Every line that holds the string "name" is to be identified and copied.

⟨

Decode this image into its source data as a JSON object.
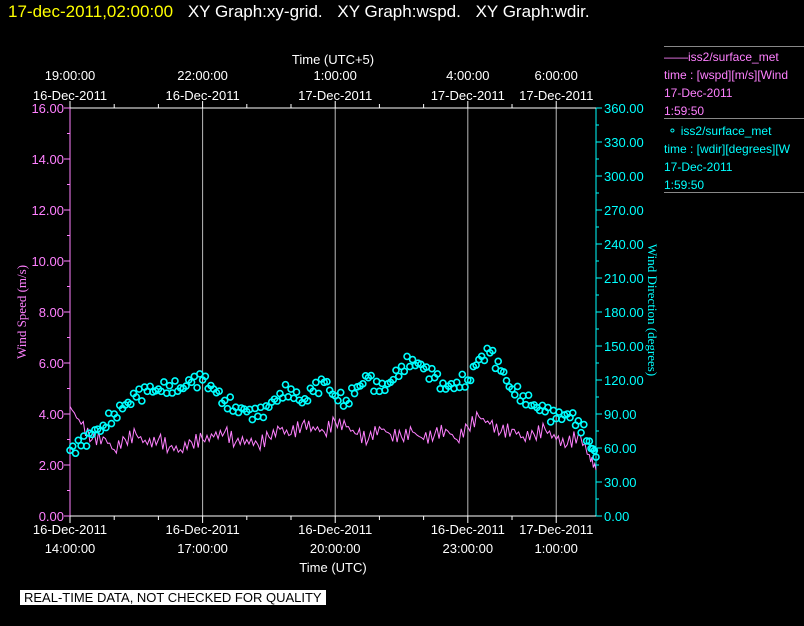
{
  "header": {
    "timestamp": "17-dec-2011,02:00:00",
    "graphs": [
      "XY Graph:xy-grid.",
      "XY Graph:wspd.",
      "XY Graph:wdir."
    ]
  },
  "legend": [
    {
      "line1": "iss2/surface_met",
      "line2": "time : [wspd][m/s][Wind",
      "line3": "17-Dec-2011",
      "line4": "1:59:50",
      "color": "#ff80ff",
      "marker": "line"
    },
    {
      "line1": "iss2/surface_met",
      "line2": "time : [wdir][degrees][W",
      "line3": "17-Dec-2011",
      "line4": "1:59:50",
      "color": "#00ffff",
      "marker": "circle"
    }
  ],
  "banner": "REAL-TIME DATA, NOT CHECKED FOR QUALITY",
  "chart_data": {
    "type": "line",
    "xlabel": "Time (UTC)",
    "x2label": "Time (UTC+5)",
    "ylabel": "Wind Speed (m/s)",
    "y2label": "Wind Direction (degrees)",
    "xlim_hours_utc": [
      0,
      11.9
    ],
    "ylim": [
      0,
      16
    ],
    "y2lim": [
      0,
      360
    ],
    "yticks": [
      "0.00",
      "2.00",
      "4.00",
      "6.00",
      "8.00",
      "10.00",
      "12.00",
      "14.00",
      "16.00"
    ],
    "y2ticks": [
      "0.00",
      "30.00",
      "60.00",
      "90.00",
      "120.00",
      "150.00",
      "180.00",
      "210.00",
      "240.00",
      "270.00",
      "300.00",
      "330.00",
      "360.00"
    ],
    "xticks_bottom": [
      {
        "hour": 0,
        "date": "16-Dec-2011",
        "time": "14:00:00"
      },
      {
        "hour": 3,
        "date": "16-Dec-2011",
        "time": "17:00:00"
      },
      {
        "hour": 6,
        "date": "16-Dec-2011",
        "time": "20:00:00"
      },
      {
        "hour": 9,
        "date": "16-Dec-2011",
        "time": "23:00:00"
      },
      {
        "hour": 11,
        "date": "17-Dec-2011",
        "time": "1:00:00"
      }
    ],
    "xticks_top": [
      {
        "hour": 0,
        "time": "19:00:00",
        "date": "16-Dec-2011"
      },
      {
        "hour": 3,
        "time": "22:00:00",
        "date": "16-Dec-2011"
      },
      {
        "hour": 6,
        "time": "1:00:00",
        "date": "17-Dec-2011"
      },
      {
        "hour": 9,
        "time": "4:00:00",
        "date": "17-Dec-2011"
      },
      {
        "hour": 11,
        "time": "6:00:00",
        "date": "17-Dec-2011"
      }
    ],
    "gridlines_hours": [
      3,
      6,
      9,
      11
    ],
    "series": [
      {
        "name": "iss2/surface_met wspd",
        "axis": "left",
        "color": "#ff80ff",
        "style": "line",
        "x": [
          0,
          0.25,
          0.5,
          0.75,
          1,
          1.25,
          1.5,
          1.75,
          2,
          2.25,
          2.5,
          2.75,
          3,
          3.25,
          3.5,
          3.75,
          4,
          4.25,
          4.5,
          4.75,
          5,
          5.25,
          5.5,
          5.75,
          6,
          6.25,
          6.5,
          6.75,
          7,
          7.25,
          7.5,
          7.75,
          8,
          8.25,
          8.5,
          8.75,
          9,
          9.25,
          9.5,
          9.75,
          10,
          10.25,
          10.5,
          10.75,
          11,
          11.25,
          11.5,
          11.75,
          11.9
        ],
        "values": [
          4.3,
          3.6,
          3.0,
          3.1,
          2.6,
          3.0,
          3.2,
          2.8,
          3.0,
          2.7,
          2.6,
          2.9,
          3.0,
          3.1,
          3.3,
          2.9,
          3.0,
          2.8,
          3.1,
          3.4,
          3.2,
          3.6,
          3.5,
          3.3,
          3.7,
          3.5,
          3.2,
          3.0,
          3.5,
          3.2,
          3.1,
          3.3,
          3.0,
          3.2,
          3.4,
          3.0,
          3.5,
          3.9,
          3.6,
          3.3,
          3.4,
          3.1,
          3.2,
          3.4,
          3.0,
          2.8,
          3.2,
          2.4,
          1.8
        ]
      },
      {
        "name": "iss2/surface_met wdir",
        "axis": "right",
        "color": "#00ffff",
        "style": "circle",
        "x": [
          0,
          0.25,
          0.5,
          0.75,
          1,
          1.25,
          1.5,
          1.75,
          2,
          2.25,
          2.5,
          2.75,
          3,
          3.25,
          3.5,
          3.75,
          4,
          4.25,
          4.5,
          4.75,
          5,
          5.25,
          5.5,
          5.75,
          6,
          6.25,
          6.5,
          6.75,
          7,
          7.25,
          7.5,
          7.75,
          8,
          8.25,
          8.5,
          8.75,
          9,
          9.25,
          9.5,
          9.75,
          10,
          10.25,
          10.5,
          10.75,
          11,
          11.25,
          11.5,
          11.75,
          11.9
        ],
        "values": [
          58,
          62,
          72,
          80,
          90,
          98,
          105,
          110,
          112,
          115,
          113,
          118,
          120,
          112,
          102,
          96,
          92,
          88,
          96,
          108,
          112,
          100,
          110,
          118,
          106,
          102,
          114,
          122,
          110,
          118,
          132,
          138,
          130,
          122,
          112,
          118,
          120,
          138,
          144,
          128,
          112,
          106,
          98,
          92,
          86,
          90,
          84,
          66,
          52
        ]
      }
    ]
  }
}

⟩

### ANSWER TO THE TASK
        "name": "iss2/surface_met wspd",
        "name": "iss2/surface_met wdir",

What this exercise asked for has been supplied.